[begin INPUT MATERIAL]

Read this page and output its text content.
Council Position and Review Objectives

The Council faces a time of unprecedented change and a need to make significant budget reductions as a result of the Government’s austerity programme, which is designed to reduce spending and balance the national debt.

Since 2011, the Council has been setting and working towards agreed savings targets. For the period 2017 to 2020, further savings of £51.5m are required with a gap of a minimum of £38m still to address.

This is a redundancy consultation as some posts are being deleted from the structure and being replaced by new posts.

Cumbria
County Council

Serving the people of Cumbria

[end INPUT MATERIAL]

#### [AIM OF THE EXERCISE]
Return all the lines that contain the string "Council".

#### [OUTPUT FOR THIS EXERCISE]
Council Position and Review Objectives
The Council faces a time of unprecedented change and a need to make significant budget reductions as a result of the Government’s austerity programme, which is designed to reduce spending and balance the national debt.
Since 2011, the Council has been setting and working towards agreed savings targets. For the period 2017 to 2020, further savings of £51.5m are required with a gap of a minimum of £38m still to address.
County Council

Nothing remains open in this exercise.